--- start ---
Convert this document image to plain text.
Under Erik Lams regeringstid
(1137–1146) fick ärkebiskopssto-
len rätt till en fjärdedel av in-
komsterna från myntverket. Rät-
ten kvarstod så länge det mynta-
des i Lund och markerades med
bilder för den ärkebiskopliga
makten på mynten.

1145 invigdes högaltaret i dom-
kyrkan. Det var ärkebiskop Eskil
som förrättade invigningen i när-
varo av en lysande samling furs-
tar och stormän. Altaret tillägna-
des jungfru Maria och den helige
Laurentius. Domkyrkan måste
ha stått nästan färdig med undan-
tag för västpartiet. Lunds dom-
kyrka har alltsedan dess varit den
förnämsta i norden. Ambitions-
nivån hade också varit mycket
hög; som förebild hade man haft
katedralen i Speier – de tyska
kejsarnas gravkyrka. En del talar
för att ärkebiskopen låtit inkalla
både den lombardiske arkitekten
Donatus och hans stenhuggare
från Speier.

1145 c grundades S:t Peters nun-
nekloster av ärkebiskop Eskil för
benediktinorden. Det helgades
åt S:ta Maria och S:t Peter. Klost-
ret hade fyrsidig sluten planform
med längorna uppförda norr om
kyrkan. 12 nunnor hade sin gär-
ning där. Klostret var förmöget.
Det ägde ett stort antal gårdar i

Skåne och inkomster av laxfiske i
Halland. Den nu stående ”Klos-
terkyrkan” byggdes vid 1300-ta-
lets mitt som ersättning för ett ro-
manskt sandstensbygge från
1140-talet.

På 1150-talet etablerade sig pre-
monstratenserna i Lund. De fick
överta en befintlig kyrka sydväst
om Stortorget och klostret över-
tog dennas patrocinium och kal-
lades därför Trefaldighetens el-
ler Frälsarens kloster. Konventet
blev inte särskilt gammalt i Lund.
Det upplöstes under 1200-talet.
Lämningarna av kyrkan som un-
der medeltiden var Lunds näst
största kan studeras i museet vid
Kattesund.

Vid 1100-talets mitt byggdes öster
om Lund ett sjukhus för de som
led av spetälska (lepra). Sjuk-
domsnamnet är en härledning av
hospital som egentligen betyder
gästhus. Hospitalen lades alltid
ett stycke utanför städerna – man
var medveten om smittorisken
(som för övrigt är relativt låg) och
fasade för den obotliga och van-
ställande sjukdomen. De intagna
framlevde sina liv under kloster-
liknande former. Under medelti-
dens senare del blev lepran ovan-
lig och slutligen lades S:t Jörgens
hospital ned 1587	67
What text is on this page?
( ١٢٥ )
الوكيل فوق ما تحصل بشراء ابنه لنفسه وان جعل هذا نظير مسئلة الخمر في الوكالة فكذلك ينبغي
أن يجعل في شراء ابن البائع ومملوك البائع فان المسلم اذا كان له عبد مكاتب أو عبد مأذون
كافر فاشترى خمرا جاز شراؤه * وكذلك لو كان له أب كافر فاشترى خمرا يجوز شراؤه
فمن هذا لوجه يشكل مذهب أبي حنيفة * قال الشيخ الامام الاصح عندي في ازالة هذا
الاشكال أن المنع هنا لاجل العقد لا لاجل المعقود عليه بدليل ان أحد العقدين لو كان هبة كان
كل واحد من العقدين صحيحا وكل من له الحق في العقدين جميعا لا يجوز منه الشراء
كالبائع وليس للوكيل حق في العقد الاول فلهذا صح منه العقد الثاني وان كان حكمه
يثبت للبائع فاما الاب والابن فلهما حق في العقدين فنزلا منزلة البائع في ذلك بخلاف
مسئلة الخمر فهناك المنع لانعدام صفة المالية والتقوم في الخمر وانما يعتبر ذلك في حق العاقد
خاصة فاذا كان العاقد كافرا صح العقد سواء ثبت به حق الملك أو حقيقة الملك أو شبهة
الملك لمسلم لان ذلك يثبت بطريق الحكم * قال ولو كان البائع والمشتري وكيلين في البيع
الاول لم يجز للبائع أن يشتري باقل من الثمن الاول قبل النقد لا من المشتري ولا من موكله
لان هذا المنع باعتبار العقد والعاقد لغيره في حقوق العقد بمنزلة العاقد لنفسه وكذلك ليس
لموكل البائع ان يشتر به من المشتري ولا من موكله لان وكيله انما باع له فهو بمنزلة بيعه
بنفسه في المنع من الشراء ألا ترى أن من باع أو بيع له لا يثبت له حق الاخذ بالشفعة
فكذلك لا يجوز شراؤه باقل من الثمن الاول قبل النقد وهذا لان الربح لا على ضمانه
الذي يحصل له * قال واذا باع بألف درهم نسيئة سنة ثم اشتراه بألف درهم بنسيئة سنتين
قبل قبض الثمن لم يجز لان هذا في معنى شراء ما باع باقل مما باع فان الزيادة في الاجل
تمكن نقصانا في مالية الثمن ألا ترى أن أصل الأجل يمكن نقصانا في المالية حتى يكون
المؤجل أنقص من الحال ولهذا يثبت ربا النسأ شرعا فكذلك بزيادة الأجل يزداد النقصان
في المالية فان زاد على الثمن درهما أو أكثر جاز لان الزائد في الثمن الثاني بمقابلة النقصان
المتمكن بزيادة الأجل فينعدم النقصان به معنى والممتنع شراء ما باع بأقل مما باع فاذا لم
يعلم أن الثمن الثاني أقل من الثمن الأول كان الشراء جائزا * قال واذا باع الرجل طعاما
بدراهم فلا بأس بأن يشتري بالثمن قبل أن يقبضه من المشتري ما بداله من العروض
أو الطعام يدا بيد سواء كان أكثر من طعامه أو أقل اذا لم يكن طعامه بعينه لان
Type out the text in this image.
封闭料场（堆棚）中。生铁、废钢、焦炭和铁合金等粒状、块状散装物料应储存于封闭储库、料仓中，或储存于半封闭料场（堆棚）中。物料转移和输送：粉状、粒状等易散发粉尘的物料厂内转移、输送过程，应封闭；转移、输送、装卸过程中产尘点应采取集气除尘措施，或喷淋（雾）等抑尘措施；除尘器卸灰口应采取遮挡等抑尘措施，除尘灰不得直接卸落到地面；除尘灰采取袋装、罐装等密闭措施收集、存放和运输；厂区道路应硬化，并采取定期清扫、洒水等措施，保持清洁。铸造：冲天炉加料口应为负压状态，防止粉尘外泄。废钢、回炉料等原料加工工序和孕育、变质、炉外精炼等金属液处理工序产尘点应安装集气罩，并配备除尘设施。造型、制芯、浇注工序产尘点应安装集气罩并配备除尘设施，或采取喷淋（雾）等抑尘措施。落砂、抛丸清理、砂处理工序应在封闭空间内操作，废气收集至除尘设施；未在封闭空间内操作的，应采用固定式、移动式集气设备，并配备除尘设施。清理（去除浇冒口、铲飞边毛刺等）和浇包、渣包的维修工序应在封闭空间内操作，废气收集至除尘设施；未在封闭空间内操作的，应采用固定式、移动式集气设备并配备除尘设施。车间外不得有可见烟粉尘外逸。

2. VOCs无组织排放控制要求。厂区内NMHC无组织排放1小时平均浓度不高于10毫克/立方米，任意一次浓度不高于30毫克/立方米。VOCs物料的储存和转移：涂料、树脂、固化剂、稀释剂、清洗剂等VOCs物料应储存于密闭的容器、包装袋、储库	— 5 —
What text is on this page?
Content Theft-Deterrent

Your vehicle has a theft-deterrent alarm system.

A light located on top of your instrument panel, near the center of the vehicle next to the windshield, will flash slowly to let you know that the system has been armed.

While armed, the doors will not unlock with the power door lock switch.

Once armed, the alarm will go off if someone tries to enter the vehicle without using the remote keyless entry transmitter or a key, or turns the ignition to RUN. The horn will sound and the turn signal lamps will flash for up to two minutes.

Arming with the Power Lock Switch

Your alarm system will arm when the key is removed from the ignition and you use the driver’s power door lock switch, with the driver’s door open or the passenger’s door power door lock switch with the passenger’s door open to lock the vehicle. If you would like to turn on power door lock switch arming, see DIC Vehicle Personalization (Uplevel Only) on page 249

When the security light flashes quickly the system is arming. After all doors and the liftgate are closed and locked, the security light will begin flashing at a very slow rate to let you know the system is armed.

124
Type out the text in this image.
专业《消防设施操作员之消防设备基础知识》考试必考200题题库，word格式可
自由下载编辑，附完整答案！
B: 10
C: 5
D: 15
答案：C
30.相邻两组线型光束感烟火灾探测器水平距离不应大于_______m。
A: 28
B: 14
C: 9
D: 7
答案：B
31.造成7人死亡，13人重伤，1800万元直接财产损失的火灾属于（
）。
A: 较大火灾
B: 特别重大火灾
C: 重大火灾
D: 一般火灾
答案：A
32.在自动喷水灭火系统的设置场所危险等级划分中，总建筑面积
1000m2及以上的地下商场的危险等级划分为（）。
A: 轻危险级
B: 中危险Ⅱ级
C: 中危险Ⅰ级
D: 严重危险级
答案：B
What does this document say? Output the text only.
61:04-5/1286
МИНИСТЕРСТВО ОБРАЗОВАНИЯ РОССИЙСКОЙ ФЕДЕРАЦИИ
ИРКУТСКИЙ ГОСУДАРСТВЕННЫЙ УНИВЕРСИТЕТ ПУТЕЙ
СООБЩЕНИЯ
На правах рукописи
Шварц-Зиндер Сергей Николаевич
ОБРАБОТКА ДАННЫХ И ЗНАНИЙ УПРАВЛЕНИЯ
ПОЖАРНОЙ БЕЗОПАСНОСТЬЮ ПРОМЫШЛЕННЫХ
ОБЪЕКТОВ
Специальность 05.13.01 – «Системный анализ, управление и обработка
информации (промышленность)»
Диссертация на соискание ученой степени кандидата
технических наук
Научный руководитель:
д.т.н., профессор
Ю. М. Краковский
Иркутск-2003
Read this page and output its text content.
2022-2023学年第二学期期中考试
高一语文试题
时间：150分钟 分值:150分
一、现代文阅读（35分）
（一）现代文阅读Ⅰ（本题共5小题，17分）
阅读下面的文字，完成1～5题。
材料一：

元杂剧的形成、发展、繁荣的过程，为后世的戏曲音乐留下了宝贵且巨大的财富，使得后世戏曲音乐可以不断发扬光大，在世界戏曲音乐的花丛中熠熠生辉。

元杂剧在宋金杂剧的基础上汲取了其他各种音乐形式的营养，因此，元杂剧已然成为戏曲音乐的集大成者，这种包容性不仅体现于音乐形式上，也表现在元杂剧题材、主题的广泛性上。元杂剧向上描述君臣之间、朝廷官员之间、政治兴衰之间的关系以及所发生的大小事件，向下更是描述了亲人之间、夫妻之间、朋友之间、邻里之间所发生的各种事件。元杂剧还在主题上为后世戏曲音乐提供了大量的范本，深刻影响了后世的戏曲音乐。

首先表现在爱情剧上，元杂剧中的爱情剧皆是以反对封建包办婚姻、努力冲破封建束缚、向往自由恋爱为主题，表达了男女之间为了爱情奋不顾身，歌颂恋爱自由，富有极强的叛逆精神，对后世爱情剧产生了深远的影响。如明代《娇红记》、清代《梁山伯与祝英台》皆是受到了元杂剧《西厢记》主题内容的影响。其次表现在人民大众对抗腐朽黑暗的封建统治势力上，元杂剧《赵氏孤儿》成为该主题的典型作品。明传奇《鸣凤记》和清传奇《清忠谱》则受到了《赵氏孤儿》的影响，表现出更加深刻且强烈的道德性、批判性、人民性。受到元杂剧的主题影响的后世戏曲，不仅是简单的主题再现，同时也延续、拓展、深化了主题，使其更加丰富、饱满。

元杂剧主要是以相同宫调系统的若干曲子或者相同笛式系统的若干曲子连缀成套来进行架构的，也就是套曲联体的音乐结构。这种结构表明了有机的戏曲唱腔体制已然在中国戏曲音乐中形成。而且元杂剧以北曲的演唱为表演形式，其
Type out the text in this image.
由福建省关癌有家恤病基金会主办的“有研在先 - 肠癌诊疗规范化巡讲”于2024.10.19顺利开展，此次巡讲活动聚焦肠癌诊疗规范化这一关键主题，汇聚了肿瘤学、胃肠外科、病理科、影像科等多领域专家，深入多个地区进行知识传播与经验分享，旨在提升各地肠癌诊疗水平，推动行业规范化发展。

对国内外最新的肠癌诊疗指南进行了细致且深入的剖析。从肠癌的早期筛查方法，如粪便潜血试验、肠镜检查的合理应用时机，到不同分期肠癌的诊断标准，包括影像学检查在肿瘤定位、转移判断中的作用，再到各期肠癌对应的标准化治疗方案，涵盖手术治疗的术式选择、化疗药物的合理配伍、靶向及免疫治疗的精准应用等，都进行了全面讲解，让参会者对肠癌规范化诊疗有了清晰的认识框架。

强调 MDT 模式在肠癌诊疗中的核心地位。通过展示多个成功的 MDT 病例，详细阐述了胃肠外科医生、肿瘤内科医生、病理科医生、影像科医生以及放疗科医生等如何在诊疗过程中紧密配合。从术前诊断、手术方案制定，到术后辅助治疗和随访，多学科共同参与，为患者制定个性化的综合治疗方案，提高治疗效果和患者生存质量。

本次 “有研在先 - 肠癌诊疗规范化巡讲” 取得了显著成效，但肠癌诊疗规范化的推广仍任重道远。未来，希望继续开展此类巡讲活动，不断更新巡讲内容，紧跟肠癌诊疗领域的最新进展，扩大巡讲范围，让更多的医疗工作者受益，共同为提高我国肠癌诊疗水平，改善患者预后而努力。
--- end ---
## GOAL
Find the lines holding "شراؤه" and list every one.

## CORRECT ANSWER
كافر فاشترى خمرا جاز شراؤه * وكذلك لو كان له أب كافر فاشترى خمرا يجوز شراؤه
فكذلك لا يجوز شراؤه باقل من الثمن الاول قبل النقد وهذا لان الربح لا على ضمانه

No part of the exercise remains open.